Stored items from a collection
━━━

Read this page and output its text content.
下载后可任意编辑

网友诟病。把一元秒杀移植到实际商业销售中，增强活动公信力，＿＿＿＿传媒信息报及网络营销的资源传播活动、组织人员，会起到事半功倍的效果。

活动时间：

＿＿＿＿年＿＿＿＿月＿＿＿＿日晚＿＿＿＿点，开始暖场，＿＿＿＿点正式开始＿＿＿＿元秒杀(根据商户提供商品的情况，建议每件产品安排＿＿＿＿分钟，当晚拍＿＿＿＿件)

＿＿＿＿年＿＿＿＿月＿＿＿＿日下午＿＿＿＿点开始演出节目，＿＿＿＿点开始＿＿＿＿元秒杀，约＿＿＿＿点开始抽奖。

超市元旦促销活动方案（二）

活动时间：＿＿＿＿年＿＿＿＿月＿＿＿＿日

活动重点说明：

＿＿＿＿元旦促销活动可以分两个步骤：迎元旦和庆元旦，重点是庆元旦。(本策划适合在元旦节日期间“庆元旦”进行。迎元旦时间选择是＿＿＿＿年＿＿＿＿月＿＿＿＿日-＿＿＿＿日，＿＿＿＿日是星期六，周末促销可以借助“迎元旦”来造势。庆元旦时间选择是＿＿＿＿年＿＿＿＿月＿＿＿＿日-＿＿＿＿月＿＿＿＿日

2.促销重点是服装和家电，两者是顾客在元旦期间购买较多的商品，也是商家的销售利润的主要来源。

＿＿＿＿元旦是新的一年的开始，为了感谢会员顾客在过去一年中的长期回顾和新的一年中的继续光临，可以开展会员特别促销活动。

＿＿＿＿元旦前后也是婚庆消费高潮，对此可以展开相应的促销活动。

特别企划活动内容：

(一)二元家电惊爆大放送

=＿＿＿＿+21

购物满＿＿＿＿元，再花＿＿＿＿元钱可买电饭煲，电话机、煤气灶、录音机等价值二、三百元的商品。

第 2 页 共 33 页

━━━

■ **WRITTEN PROBLEM**
Repeat every record, exactly as written.

■ **FULL ANSWER**
Read this page and output its text content.
下载后可任意编辑

网友诟病。把一元秒杀移植到实际商业销售中，增强活动公信力，＿＿＿＿传媒信息报及网络营销的资源传播活动、组织人员，会起到事半功倍的效果。

活动时间：

＿＿＿＿年＿＿＿＿月＿＿＿＿日晚＿＿＿＿点，开始暖场，＿＿＿＿点正式开始＿＿＿＿元秒杀(根据商户提供商品的情况，建议每件产品安排＿＿＿＿分钟，当晚拍＿＿＿＿件)

＿＿＿＿年＿＿＿＿月＿＿＿＿日下午＿＿＿＿点开始演出节目，＿＿＿＿点开始＿＿＿＿元秒杀，约＿＿＿＿点开始抽奖。

超市元旦促销活动方案（二）

活动时间：＿＿＿＿年＿＿＿＿月＿＿＿＿日

活动重点说明：

＿＿＿＿元旦促销活动可以分两个步骤：迎元旦和庆元旦，重点是庆元旦。(本策划适合在元旦节日期间“庆元旦”进行。迎元旦时间选择是＿＿＿＿年＿＿＿＿月＿＿＿＿日-＿＿＿＿日，＿＿＿＿日是星期六，周末促销可以借助“迎元旦”来造势。庆元旦时间选择是＿＿＿＿年＿＿＿＿月＿＿＿＿日-＿＿＿＿月＿＿＿＿日

2.促销重点是服装和家电，两者是顾客在元旦期间购买较多的商品，也是商家的销售利润的主要来源。

＿＿＿＿元旦是新的一年的开始，为了感谢会员顾客在过去一年中的长期回顾和新的一年中的继续光临，可以开展会员特别促销活动。

＿＿＿＿元旦前后也是婚庆消费高潮，对此可以展开相应的促销活动。

特别企划活动内容：

(一)二元家电惊爆大放送

=＿＿＿＿+21

购物满＿＿＿＿元，再花＿＿＿＿元钱可买电饭煲，电话机、煤气灶、录音机等价值二、三百元的商品。

第 2 页 共 33 页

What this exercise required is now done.